PROBLEM STATEMENT
Copy the lines verbatim, beginning with the line that contains "What text is on this page?" and continuing through the end of the data, and only those lines.

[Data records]
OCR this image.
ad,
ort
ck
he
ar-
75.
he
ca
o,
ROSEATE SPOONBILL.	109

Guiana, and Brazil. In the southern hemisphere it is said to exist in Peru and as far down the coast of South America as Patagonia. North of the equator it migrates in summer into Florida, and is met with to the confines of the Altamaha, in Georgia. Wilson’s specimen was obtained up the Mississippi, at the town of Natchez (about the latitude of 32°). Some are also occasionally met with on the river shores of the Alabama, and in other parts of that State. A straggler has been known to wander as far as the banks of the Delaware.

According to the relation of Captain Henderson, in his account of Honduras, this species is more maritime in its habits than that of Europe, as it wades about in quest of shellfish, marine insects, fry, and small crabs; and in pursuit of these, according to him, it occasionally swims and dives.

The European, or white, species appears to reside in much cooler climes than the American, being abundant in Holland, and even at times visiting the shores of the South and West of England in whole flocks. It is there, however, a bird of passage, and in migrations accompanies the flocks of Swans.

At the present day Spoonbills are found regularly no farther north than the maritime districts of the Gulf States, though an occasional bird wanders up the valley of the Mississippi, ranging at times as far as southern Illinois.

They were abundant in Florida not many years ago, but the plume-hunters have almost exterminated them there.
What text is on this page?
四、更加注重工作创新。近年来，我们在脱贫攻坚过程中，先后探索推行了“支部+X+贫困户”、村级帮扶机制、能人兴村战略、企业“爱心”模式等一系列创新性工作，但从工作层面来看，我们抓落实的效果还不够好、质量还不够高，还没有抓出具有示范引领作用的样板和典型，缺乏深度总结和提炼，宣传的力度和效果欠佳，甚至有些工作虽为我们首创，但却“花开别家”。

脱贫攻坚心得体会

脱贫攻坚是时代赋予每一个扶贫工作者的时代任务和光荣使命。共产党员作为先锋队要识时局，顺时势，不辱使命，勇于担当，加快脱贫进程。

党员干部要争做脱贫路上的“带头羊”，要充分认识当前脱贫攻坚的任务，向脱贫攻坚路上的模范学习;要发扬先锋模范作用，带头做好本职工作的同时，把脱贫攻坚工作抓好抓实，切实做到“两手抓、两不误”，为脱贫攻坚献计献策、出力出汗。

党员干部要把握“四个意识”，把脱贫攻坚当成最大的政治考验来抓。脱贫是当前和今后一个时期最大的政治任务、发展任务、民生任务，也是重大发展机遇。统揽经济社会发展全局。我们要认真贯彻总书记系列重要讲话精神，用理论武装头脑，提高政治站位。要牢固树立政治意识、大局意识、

RESULT BELOW
What text is on this page?
四、更加注重工作创新。近年来，我们在脱贫攻坚过程中，先后探索推行了“支部+X+贫困户”、村级帮扶机制、能人兴村战略、企业“爱心”模式等一系列创新性工作，但从工作层面来看，我们抓落实的效果还不够好、质量还不够高，还没有抓出具有示范引领作用的样板和典型，缺乏深度总结和提炼，宣传的力度和效果欠佳，甚至有些工作虽为我们首创，但却“花开别家”。

脱贫攻坚心得体会

脱贫攻坚是时代赋予每一个扶贫工作者的时代任务和光荣使命。共产党员作为先锋队要识时局，顺时势，不辱使命，勇于担当，加快脱贫进程。

党员干部要争做脱贫路上的“带头羊”，要充分认识当前脱贫攻坚的任务，向脱贫攻坚路上的模范学习;要发扬先锋模范作用，带头做好本职工作的同时，把脱贫攻坚工作抓好抓实，切实做到“两手抓、两不误”，为脱贫攻坚献计献策、出力出汗。

党员干部要把握“四个意识”，把脱贫攻坚当成最大的政治考验来抓。脱贫是当前和今后一个时期最大的政治任务、发展任务、民生任务，也是重大发展机遇。统揽经济社会发展全局。我们要认真贯彻总书记系列重要讲话精神，用理论武装头脑，提高政治站位。要牢固树立政治意识、大局意识、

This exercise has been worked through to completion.